◆ Aim of the exercise ◆
Copy out the complete listing, word for word.
───── Data to process ─────
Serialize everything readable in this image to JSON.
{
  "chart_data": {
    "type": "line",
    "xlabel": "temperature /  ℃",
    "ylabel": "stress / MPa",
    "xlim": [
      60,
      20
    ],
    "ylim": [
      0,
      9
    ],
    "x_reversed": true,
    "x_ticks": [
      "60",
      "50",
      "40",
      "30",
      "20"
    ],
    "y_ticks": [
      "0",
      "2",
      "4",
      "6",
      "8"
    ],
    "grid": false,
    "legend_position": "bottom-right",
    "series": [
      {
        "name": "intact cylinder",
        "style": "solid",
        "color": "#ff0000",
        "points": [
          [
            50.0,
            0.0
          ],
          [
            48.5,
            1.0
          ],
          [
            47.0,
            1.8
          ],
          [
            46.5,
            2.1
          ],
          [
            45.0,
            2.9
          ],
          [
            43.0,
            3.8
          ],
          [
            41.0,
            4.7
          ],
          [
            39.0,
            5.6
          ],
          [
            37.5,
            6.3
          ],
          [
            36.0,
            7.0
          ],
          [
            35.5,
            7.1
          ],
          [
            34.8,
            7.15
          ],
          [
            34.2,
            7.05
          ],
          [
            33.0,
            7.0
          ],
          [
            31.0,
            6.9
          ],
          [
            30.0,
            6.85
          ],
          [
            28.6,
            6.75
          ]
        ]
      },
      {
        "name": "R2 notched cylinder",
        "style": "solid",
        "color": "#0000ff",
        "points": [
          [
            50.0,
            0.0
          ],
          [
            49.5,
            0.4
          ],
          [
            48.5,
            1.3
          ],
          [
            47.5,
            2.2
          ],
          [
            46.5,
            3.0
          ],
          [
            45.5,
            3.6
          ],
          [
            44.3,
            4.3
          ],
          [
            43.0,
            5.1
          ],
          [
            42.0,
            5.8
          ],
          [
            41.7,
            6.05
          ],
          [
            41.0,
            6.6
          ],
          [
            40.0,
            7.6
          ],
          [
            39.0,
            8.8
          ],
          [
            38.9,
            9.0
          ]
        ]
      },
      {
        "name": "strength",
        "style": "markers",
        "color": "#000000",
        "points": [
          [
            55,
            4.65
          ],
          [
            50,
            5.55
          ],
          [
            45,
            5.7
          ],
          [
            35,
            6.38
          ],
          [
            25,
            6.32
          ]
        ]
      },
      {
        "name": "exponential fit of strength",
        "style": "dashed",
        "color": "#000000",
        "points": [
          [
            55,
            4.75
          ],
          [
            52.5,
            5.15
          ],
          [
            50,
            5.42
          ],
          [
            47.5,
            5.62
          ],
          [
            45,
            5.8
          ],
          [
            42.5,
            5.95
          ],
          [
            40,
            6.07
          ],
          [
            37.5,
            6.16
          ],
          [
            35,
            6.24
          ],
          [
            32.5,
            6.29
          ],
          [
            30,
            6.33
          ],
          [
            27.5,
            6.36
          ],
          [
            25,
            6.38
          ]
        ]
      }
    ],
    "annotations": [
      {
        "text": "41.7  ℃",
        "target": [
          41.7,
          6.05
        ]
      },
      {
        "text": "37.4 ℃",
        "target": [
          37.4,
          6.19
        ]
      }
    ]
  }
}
─────
◆ Reply to the exercise ◆
Serialize everything readable in this image to JSON.
{
  "chart_data": {
    "type": "line",
    "xlabel": "temperature /  ℃",
    "ylabel": "stress / MPa",
    "xlim": [
      60,
      20
    ],
    "ylim": [
      0,
      9
    ],
    "x_reversed": true,
    "x_ticks": [
      "60",
      "50",
      "40",
      "30",
      "20"
    ],
    "y_ticks": [
      "0",
      "2",
      "4",
      "6",
      "8"
    ],
    "grid": false,
    "legend_position": "bottom-right",
    "series": [
      {
        "name": "intact cylinder",
        "style": "solid",
        "color": "#ff0000",
        "points": [
          [
            50.0,
            0.0
          ],
          [
            48.5,
            1.0
          ],
          [
            47.0,
            1.8
          ],
          [
            46.5,
            2.1
          ],
          [
            45.0,
            2.9
          ],
          [
            43.0,
            3.8
          ],
          [
            41.0,
            4.7
          ],
          [
            39.0,
            5.6
          ],
          [
            37.5,
            6.3
          ],
          [
            36.0,
            7.0
          ],
          [
            35.5,
            7.1
          ],
          [
            34.8,
            7.15
          ],
          [
            34.2,
            7.05
          ],
          [
            33.0,
            7.0
          ],
          [
            31.0,
            6.9
          ],
          [
            30.0,
            6.85
          ],
          [
            28.6,
            6.75
          ]
        ]
      },
      {
        "name": "R2 notched cylinder",
        "style": "solid",
        "color": "#0000ff",
        "points": [
          [
            50.0,
            0.0
          ],
          [
            49.5,
            0.4
          ],
          [
            48.5,
            1.3
          ],
          [
            47.5,
            2.2
          ],
          [
            46.5,
            3.0
          ],
          [
            45.5,
            3.6
          ],
          [
            44.3,
            4.3
          ],
          [
            43.0,
            5.1
          ],
          [
            42.0,
            5.8
          ],
          [
            41.7,
            6.05
          ],
          [
            41.0,
            6.6
          ],
          [
            40.0,
            7.6
          ],
          [
            39.0,
            8.8
          ],
          [
            38.9,
            9.0
          ]
        ]
      },
      {
        "name": "strength",
        "style": "markers",
        "color": "#000000",
        "points": [
          [
            55,
            4.65
          ],
          [
            50,
            5.55
          ],
          [
            45,
            5.7
          ],
          [
            35,
            6.38
          ],
          [
            25,
            6.32
          ]
        ]
      },
      {
        "name": "exponential fit of strength",
        "style": "dashed",
        "color": "#000000",
        "points": [
          [
            55,
            4.75
          ],
          [
            52.5,
            5.15
          ],
          [
            50,
            5.42
          ],
          [
            47.5,
            5.62
          ],
          [
            45,
            5.8
          ],
          [
            42.5,
            5.95
          ],
          [
            40,
            6.07
          ],
          [
            37.5,
            6.16
          ],
          [
            35,
            6.24
          ],
          [
            32.5,
            6.29
          ],
          [
            30,
            6.33
          ],
          [
            27.5,
            6.36
          ],
          [
            25,
            6.38
          ]
        ]
      }
    ],
    "annotations": [
      {
        "text": "41.7  ℃",
        "target": [
          41.7,
          6.05
        ]
      },
      {
        "text": "37.4 ℃",
        "target": [
          37.4,
          6.19
        ]
      }
    ]
  }
}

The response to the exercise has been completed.